--- start ---
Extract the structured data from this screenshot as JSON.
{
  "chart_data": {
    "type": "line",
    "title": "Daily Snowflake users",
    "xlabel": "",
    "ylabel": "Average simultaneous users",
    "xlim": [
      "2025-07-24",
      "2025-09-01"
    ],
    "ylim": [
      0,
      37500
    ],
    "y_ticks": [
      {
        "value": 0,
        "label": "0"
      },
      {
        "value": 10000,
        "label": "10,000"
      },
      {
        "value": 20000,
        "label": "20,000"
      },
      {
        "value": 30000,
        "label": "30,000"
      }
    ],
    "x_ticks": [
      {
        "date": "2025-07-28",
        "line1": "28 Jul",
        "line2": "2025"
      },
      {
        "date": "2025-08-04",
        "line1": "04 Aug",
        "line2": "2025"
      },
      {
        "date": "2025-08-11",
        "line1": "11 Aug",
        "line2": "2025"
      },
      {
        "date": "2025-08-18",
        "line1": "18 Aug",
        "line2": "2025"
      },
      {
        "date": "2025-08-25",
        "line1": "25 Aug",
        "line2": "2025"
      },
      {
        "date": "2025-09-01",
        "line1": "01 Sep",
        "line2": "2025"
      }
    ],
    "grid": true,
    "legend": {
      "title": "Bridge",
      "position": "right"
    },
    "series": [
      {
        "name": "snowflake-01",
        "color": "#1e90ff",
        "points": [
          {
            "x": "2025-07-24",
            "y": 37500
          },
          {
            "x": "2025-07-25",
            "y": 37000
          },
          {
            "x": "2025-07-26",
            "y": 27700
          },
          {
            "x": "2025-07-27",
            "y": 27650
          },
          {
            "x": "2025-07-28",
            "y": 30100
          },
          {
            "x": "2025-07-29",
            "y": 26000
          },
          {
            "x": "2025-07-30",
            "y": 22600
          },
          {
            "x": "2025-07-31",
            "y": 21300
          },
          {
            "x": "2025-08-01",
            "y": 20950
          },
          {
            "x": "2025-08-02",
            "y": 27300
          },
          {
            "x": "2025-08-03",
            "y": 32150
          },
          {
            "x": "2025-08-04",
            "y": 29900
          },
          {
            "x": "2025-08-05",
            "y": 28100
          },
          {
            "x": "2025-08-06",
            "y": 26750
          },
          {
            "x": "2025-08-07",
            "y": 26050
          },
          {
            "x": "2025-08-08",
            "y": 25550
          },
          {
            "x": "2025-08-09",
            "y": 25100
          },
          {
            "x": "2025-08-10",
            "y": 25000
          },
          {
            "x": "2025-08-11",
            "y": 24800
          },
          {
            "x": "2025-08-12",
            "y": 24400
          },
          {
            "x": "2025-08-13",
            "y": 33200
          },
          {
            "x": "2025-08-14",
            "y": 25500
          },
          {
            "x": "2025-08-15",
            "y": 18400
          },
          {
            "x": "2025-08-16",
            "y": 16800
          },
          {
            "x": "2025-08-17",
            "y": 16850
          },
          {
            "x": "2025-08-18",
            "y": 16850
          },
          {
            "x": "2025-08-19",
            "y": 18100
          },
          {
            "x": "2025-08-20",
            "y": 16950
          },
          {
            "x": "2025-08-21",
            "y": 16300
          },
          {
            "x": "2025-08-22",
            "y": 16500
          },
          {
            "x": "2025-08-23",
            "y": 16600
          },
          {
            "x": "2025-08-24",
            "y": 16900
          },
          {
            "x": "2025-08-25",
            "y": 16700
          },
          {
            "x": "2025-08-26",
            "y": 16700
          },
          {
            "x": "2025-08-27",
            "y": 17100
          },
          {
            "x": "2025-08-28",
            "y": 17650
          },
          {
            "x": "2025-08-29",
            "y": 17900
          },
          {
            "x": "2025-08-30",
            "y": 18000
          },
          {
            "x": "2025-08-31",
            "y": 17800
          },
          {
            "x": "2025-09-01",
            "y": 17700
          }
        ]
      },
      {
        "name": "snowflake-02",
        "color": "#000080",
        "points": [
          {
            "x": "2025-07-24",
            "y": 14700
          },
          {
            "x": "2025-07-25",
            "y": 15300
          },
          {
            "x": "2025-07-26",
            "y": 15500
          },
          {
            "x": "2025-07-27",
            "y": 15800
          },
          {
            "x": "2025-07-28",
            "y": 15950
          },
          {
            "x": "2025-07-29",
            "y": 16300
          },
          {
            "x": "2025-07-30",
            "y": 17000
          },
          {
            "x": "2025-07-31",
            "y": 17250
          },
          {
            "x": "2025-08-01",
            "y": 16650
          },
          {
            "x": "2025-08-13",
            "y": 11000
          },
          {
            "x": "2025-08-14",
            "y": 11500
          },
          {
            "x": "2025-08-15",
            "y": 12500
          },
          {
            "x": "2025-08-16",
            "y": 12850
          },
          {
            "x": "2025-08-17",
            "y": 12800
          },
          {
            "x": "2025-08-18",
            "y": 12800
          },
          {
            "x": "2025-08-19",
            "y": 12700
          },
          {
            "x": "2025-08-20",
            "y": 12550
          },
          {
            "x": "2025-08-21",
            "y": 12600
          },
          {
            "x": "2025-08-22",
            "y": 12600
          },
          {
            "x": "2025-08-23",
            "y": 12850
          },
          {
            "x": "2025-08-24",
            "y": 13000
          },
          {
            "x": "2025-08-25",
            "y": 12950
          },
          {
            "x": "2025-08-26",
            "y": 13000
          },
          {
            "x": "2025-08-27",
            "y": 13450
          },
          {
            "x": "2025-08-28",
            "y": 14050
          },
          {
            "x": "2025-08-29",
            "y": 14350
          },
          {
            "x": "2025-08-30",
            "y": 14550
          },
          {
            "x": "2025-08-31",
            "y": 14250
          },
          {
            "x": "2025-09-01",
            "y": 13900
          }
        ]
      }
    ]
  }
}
--- end ---
== PROBLEM DESCRIPTION ==
How many of the lines above include the word "title"? Respond with the number alone.

== RESPONSE FOR THIS EXERCISE ==
2